[Start of RECORDS PROVIDED]

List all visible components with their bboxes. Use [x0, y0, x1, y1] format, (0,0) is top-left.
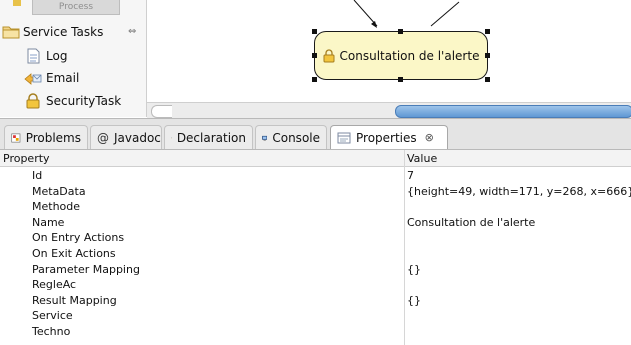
properties-icon: [337, 132, 351, 143]
property-name: Name: [32, 215, 65, 229]
palette-item-email[interactable]: Email: [24, 69, 79, 87]
property-name: On Entry Actions: [32, 231, 125, 245]
selection-handle[interactable]: [398, 29, 403, 34]
selection-handle[interactable]: [312, 77, 317, 82]
table-row[interactable]: Methode: [0, 199, 631, 214]
process-icon: [13, 0, 21, 6]
table-row[interactable]: On Exit Actions: [0, 246, 631, 261]
property-value[interactable]: {}: [407, 293, 421, 308]
table-row[interactable]: Service: [0, 308, 631, 323]
document-icon: [27, 48, 40, 64]
selection-handle[interactable]: [485, 77, 490, 82]
table-row[interactable]: Result Mapping {}: [0, 293, 631, 308]
table-row[interactable]: Id 7: [0, 168, 631, 183]
declaration-icon: [171, 137, 172, 138]
table-row[interactable]: MetaData {height=49, width=171, y=268, x=…: [0, 184, 631, 199]
properties-table: Property Value Id 7 MetaData {height=49, wi…: [0, 150, 631, 345]
tab-properties[interactable]: Properties ⊗: [330, 125, 448, 149]
property-name: RegleAc: [32, 278, 77, 292]
at-sign-icon: @: [97, 130, 109, 145]
folder-icon: [2, 26, 20, 39]
column-header-value[interactable]: Value: [407, 152, 437, 165]
tab-javadoc[interactable]: @ Javadoc: [90, 125, 162, 149]
tab-declaration[interactable]: Declaration: [164, 125, 253, 149]
selection-handle[interactable]: [485, 53, 490, 58]
palette-item-label: Email: [46, 71, 80, 85]
tab-label: Console: [272, 130, 320, 145]
palette-item-process[interactable]: Process: [32, 0, 120, 15]
palette-item-label: Log: [46, 49, 68, 63]
outgoing-connection[interactable]: [430, 1, 460, 27]
table-header: Property Value: [0, 150, 631, 167]
tab-label: Properties: [356, 130, 417, 145]
property-name: Parameter Mapping: [32, 262, 140, 276]
property-value[interactable]: 7: [407, 168, 414, 183]
selection-handle[interactable]: [485, 29, 490, 34]
selection-handle[interactable]: [312, 53, 317, 58]
close-icon[interactable]: ⊗: [425, 131, 434, 144]
collapse-arrows-icon[interactable]: ⇔: [128, 26, 136, 37]
palette-item-label: SecurityTask: [46, 94, 122, 108]
tab-label: Declaration: [176, 130, 246, 145]
table-row[interactable]: RegleAc: [0, 277, 631, 292]
console-icon: [262, 135, 268, 140]
property-value[interactable]: Consultation de l'alerte: [407, 215, 535, 230]
property-name: On Exit Actions: [32, 247, 116, 260]
selection-handle[interactable]: [312, 29, 317, 34]
palette-group-service-tasks[interactable]: Service Tasks ⇔: [0, 22, 146, 42]
palette-item-securitytask[interactable]: SecurityTask: [24, 92, 121, 110]
property-name: Methode: [32, 200, 81, 214]
email-icon: [24, 73, 42, 85]
horizontal-scrollbar[interactable]: [147, 102, 631, 118]
tab-label: Javadoc: [114, 130, 161, 145]
property-value[interactable]: {height=49, width=171, y=268, x=666}: [407, 184, 631, 199]
view-tab-bar: Problems @ Javadoc Declaration Console P…: [0, 118, 631, 150]
tab-problems[interactable]: Problems: [4, 125, 88, 149]
table-row[interactable]: Techno: [0, 324, 631, 339]
property-value[interactable]: {}: [407, 262, 421, 277]
lock-icon: [26, 93, 40, 109]
selection-handle[interactable]: [398, 77, 403, 82]
scrollbar-track-start: [151, 105, 172, 118]
tab-console[interactable]: Console: [255, 125, 327, 149]
property-name: MetaData: [32, 184, 86, 198]
problems-icon: [11, 133, 21, 142]
property-name: Service: [32, 309, 73, 323]
scrollbar-thumb[interactable]: [395, 105, 631, 118]
property-name: Id: [32, 169, 43, 182]
lock-icon: [323, 48, 335, 62]
table-row[interactable]: Parameter Mapping {}: [0, 262, 631, 277]
palette-group-label: Service Tasks: [23, 25, 104, 39]
palette-item-log[interactable]: Log: [24, 47, 67, 65]
tab-label: Problems: [25, 130, 81, 145]
task-node-label: Consultation de l'alerte: [339, 48, 480, 63]
table-row[interactable]: On Entry Actions: [0, 230, 631, 245]
column-header-property[interactable]: Property: [3, 152, 50, 165]
property-name: Techno: [32, 325, 71, 338]
table-row[interactable]: Name Consultation de l'alerte: [0, 215, 631, 230]
diagram-canvas[interactable]: Consultation de l'alerte: [147, 0, 631, 118]
task-node[interactable]: Consultation de l'alerte: [314, 31, 488, 80]
property-name: Result Mapping: [32, 293, 117, 307]
palette-panel: Process Service Tasks ⇔ Log Email Securi…: [0, 0, 147, 117]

[End of RECORDS PROVIDED]

**PROBLEM TO WORK ON:**
Reproduce every line of the items above character for character, leaving out the pictures.

**RESULT FOR THIS TASK:**
List all visible components with their bboxes. Use [x0, y0, x1, y1] format, (0,0) is top-left.
properties-icon: [337, 132, 351, 143]
property-name: Name: [32, 215, 65, 229]
palette-item-email[interactable]: Email: [24, 69, 79, 87]
property-name: On Entry Actions: [32, 231, 125, 245]
selection-handle[interactable]: [398, 29, 403, 34]
selection-handle[interactable]: [312, 77, 317, 82]
table-row[interactable]: Methode: [0, 199, 631, 214]
process-icon: [13, 0, 21, 6]
table-row[interactable]: On Exit Actions: [0, 246, 631, 261]
property-value[interactable]: {}: [407, 293, 421, 308]
table-row[interactable]: Service: [0, 308, 631, 323]
document-icon: [27, 48, 40, 64]
selection-handle[interactable]: [485, 77, 490, 82]
table-row[interactable]: Result Mapping {}: [0, 293, 631, 308]
table-row[interactable]: Id 7: [0, 168, 631, 183]
declaration-icon: [171, 137, 172, 138]
table-row[interactable]: MetaData {height=49, width=171, y=268, x=…: [0, 184, 631, 199]
properties-table: Property Value Id 7 MetaData {height=49, wi…: [0, 150, 631, 345]
tab-properties[interactable]: Properties ⊗: [330, 125, 448, 149]
property-name: RegleAc: [32, 278, 77, 292]
at-sign-icon: @: [97, 130, 109, 145]
folder-icon: [2, 26, 20, 39]
column-header-value[interactable]: Value: [407, 152, 437, 165]
tab-javadoc[interactable]: @ Javadoc: [90, 125, 162, 149]
tab-declaration[interactable]: Declaration: [164, 125, 253, 149]
selection-handle[interactable]: [485, 53, 490, 58]
palette-item-label: Email: [46, 71, 80, 85]
tab-label: Console: [272, 130, 320, 145]
palette-item-process[interactable]: Process: [32, 0, 120, 15]
palette-item-label: Log: [46, 49, 68, 63]
outgoing-connection[interactable]: [430, 1, 460, 27]
table-header: Property Value: [0, 150, 631, 167]
tab-label: Properties: [356, 130, 417, 145]
property-name: Parameter Mapping: [32, 262, 140, 276]
property-value[interactable]: 7: [407, 168, 414, 183]
selection-handle[interactable]: [485, 29, 490, 34]
selection-handle[interactable]: [312, 53, 317, 58]
close-icon[interactable]: ⊗: [425, 131, 434, 144]
collapse-arrows-icon[interactable]: ⇔: [128, 26, 136, 37]
palette-item-label: SecurityTask: [46, 94, 122, 108]
tab-label: Declaration: [176, 130, 246, 145]
table-row[interactable]: RegleAc: [0, 277, 631, 292]
console-icon: [262, 135, 268, 140]
property-value[interactable]: Consultation de l'alerte: [407, 215, 535, 230]
property-name: On Exit Actions: [32, 247, 116, 260]
selection-handle[interactable]: [312, 29, 317, 34]
palette-group-service-tasks[interactable]: Service Tasks ⇔: [0, 22, 146, 42]
palette-item-securitytask[interactable]: SecurityTask: [24, 92, 121, 110]
property-name: Methode: [32, 200, 81, 214]
email-icon: [24, 73, 42, 85]
horizontal-scrollbar[interactable]: [147, 102, 631, 118]
tab-label: Javadoc: [114, 130, 161, 145]
property-value[interactable]: {height=49, width=171, y=268, x=666}: [407, 184, 631, 199]
view-tab-bar: Problems @ Javadoc Declaration Console P…: [0, 118, 631, 150]
tab-problems[interactable]: Problems: [4, 125, 88, 149]
table-row[interactable]: Techno: [0, 324, 631, 339]
property-value[interactable]: {}: [407, 262, 421, 277]
lock-icon: [26, 93, 40, 109]
selection-handle[interactable]: [398, 77, 403, 82]
scrollbar-track-start: [151, 105, 172, 118]
tab-console[interactable]: Console: [255, 125, 327, 149]
property-name: MetaData: [32, 184, 86, 198]
problems-icon: [11, 133, 21, 142]
property-name: Service: [32, 309, 73, 323]
scrollbar-thumb[interactable]: [395, 105, 631, 118]
property-name: Id: [32, 169, 43, 182]
lock-icon: [323, 48, 335, 62]
table-row[interactable]: Parameter Mapping {}: [0, 262, 631, 277]
palette-group-label: Service Tasks: [23, 25, 104, 39]
palette-item-log[interactable]: Log: [24, 47, 67, 65]
tab-label: Problems: [25, 130, 81, 145]
task-node-label: Consultation de l'alerte: [339, 48, 480, 63]
table-row[interactable]: On Entry Actions: [0, 230, 631, 245]
column-header-property[interactable]: Property: [3, 152, 50, 165]
property-name: Techno: [32, 325, 71, 338]
table-row[interactable]: Name Consultation de l'alerte: [0, 215, 631, 230]
diagram-canvas[interactable]: Consultation de l'alerte: [147, 0, 631, 118]
task-node[interactable]: Consultation de l'alerte: [314, 31, 488, 80]
property-name: Result Mapping: [32, 293, 117, 307]
palette-panel: Process Service Tasks ⇔ Log Email Securi…: [0, 0, 147, 117]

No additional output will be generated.